TASK INSTRUCTIONS: Note how many lines contain "structured" and give that number, with nothing else.

GIVEN DATA:
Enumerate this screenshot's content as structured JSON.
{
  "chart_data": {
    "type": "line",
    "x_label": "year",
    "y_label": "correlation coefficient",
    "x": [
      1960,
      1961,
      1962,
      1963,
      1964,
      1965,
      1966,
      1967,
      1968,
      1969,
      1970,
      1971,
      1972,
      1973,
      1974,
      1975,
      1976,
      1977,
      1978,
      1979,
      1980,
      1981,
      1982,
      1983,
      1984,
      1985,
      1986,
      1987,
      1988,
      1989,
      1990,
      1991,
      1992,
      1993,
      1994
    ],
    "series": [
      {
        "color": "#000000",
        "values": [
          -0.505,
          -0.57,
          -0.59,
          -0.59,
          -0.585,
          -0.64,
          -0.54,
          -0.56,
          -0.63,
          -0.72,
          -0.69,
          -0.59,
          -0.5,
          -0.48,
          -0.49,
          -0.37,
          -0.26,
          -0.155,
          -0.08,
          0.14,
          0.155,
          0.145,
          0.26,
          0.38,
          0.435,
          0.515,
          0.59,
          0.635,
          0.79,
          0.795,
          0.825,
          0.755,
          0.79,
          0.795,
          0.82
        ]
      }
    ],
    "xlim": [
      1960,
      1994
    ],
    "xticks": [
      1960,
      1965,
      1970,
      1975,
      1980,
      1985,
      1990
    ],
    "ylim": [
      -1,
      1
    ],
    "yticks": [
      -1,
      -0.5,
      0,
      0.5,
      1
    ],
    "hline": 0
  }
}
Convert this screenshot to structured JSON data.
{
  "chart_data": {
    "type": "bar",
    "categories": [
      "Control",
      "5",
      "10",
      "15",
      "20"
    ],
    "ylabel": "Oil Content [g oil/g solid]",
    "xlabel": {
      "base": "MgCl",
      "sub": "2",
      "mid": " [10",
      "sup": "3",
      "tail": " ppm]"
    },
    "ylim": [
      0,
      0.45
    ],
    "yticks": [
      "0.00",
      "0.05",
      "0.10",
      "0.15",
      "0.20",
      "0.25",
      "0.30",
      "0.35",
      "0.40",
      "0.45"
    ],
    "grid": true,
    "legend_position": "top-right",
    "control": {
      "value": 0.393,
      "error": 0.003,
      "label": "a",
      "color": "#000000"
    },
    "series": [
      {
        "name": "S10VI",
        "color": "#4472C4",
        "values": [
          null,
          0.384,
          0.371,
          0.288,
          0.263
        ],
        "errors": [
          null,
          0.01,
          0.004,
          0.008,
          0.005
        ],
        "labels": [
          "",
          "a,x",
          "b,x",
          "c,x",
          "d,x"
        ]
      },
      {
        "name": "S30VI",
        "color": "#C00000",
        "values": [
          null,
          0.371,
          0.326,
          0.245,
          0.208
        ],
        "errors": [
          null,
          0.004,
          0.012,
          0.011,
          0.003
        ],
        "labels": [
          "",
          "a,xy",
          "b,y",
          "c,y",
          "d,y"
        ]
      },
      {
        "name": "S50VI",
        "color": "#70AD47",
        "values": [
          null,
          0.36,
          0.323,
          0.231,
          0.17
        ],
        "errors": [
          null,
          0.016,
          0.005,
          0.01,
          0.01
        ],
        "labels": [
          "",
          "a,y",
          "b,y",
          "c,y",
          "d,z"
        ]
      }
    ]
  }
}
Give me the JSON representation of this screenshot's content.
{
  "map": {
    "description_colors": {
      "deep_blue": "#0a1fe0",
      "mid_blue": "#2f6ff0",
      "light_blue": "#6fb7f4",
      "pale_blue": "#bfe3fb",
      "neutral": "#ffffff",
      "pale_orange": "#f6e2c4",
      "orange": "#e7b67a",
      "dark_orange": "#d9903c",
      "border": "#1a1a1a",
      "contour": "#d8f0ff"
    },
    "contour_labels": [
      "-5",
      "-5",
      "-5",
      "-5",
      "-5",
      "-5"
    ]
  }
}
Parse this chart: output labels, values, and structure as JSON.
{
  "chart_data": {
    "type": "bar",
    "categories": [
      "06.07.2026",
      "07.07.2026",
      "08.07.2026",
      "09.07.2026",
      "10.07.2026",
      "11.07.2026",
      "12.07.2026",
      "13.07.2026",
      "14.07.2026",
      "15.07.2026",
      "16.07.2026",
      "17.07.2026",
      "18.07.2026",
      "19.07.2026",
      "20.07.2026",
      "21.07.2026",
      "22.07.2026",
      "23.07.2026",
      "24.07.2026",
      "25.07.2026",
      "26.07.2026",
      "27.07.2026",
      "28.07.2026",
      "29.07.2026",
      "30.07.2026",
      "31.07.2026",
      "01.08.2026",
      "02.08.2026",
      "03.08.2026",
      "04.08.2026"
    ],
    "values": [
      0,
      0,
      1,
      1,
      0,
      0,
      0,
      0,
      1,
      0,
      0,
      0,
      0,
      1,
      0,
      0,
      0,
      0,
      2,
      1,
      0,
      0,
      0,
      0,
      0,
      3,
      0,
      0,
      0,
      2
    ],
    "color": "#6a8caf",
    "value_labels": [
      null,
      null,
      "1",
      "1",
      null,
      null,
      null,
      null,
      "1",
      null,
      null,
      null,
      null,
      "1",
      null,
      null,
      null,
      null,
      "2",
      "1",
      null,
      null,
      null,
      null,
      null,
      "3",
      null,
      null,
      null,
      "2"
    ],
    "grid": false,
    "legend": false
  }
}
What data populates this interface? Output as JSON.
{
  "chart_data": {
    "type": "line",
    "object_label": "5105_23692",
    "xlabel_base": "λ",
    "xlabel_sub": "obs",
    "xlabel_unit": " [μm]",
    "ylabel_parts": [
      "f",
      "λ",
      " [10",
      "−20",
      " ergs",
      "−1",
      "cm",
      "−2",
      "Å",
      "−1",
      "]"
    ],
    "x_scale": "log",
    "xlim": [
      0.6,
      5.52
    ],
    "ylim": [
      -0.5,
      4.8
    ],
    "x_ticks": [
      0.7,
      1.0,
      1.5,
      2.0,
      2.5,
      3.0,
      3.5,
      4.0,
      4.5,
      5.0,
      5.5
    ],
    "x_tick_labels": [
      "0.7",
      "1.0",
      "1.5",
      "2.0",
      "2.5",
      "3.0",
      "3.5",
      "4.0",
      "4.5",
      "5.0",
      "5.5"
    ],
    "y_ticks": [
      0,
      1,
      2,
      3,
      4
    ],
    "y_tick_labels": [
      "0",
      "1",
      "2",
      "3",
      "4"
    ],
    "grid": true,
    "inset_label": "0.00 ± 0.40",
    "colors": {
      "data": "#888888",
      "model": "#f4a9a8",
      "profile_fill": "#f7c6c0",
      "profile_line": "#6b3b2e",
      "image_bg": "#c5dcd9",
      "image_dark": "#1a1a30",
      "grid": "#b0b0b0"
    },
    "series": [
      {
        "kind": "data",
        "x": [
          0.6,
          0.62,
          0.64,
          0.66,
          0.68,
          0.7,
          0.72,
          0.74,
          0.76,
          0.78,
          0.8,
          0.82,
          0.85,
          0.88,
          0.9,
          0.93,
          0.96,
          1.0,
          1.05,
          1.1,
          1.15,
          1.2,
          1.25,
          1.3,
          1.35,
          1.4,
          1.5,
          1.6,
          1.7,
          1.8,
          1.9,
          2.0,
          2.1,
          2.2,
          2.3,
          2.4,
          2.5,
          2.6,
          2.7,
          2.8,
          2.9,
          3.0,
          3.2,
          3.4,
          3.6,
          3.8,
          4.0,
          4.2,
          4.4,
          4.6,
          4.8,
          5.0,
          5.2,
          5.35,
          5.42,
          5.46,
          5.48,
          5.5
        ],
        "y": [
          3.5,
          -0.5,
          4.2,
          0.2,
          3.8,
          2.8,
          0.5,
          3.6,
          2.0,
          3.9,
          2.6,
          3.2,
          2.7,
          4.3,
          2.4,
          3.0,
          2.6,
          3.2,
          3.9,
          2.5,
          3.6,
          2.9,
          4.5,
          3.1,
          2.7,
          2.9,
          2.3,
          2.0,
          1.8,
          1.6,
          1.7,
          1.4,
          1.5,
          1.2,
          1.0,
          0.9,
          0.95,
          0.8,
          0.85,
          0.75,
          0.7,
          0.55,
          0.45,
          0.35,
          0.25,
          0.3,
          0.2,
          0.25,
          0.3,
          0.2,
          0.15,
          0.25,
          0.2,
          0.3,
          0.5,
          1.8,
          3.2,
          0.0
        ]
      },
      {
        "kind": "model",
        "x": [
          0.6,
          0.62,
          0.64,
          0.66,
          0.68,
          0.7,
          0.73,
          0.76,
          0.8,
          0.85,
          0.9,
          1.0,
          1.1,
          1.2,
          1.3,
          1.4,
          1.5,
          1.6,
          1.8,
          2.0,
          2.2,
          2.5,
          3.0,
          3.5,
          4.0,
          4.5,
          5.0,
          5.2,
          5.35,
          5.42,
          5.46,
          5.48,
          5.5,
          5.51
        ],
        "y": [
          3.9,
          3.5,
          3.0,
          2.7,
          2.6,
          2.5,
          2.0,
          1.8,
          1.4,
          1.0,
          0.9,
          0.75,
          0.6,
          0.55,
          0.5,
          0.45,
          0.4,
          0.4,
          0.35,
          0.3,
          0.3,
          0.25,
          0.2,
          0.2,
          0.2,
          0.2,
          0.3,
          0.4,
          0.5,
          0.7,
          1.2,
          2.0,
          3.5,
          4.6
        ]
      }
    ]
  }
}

FULL SOLUTION: 2